[QUOTED TEXT]:
'''
Using the method of index notation

In this post I present examples of application of the method of index notation and Einstein's summation convention. I find the technique extremely useful especially when I don't have access to a book of formulae. As a student, I was taught that it's always best to be mathematically self-sufficient - meaning should the need arise, one should be able to derive formulae or construct an analytical framework from scratch using a few established axioms in mathematics. Such proficiency in mathematics enables one to focus on the subject that one needs analyzed rather than on mathematics which only provides tools to facilitate analysis. I find that this, unfortunately, is not a universal view. Below, I show how some of the most widely applied equations in physics can be processed or derived readily using the index notation method.

I derive these equations every time I need them. I must have done so a million times. So, I find the process easy to use. However, I have a very vivid memory of my first encounter with this technique: It was a struggle! But once I had it down, it was super easy and fun to use. I've tried to avoid shortcuts in the following examples for the sake of clarity. Once you get used to working with indices you'll be able to work these problems out quickly in minimal number of steps.

DEFINITIONS:

$\nabla = \hat{x}_{1} \frac{\partial}{\partial x_{1}} + \hat{x}_{2} \frac{\partial}{\partial x_{2}} + \hat{x}_{3} \frac{\partial}{\partial x_{3}}$ in 3-dimensional space.
'''
[REQUIRED WORK]:
- a) Answer these questions about the index notation post, one line each:
(i) Which convention does the post apply together with the method of index notation?
(ii) How does the writer describe the first encounter with this technique?
(iii) In what space is the definition of ∇ given?
- b) Copy the index notation post word for word, from "In this post" up to and including "index notation method.".

[COLLECTED DATA]:
'''
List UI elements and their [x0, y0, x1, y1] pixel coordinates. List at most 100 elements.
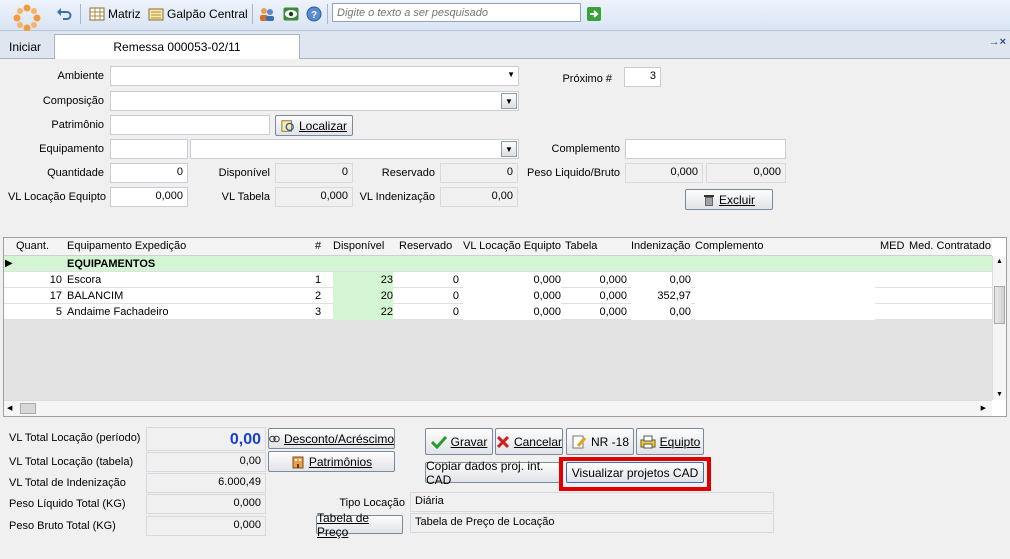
'''
[THE REPLIES]:
- a)
(i) Einstein's summation convention.
(ii) It was a struggle.
(iii) In 3-dimensional space.

- b)
In this post I present examples of application of the method of index notation and Einstein's summation convention. I find the technique extremely useful especially when I don't have access to a book of formulae. As a student, I was taught that it's always best to be mathematically self-sufficient - meaning should the need arise, one should be able to derive formulae or construct an analytical framework from scratch using a few established axioms in mathematics. Such proficiency in mathematics enables one to focus on the subject that one needs analyzed rather than on mathematics which only provides tools to facilitate analysis. I find that this, unfortunately, is not a universal view. Below, I show how some of the most widely applied equations in physics can be processed or derived readily using the index notation method.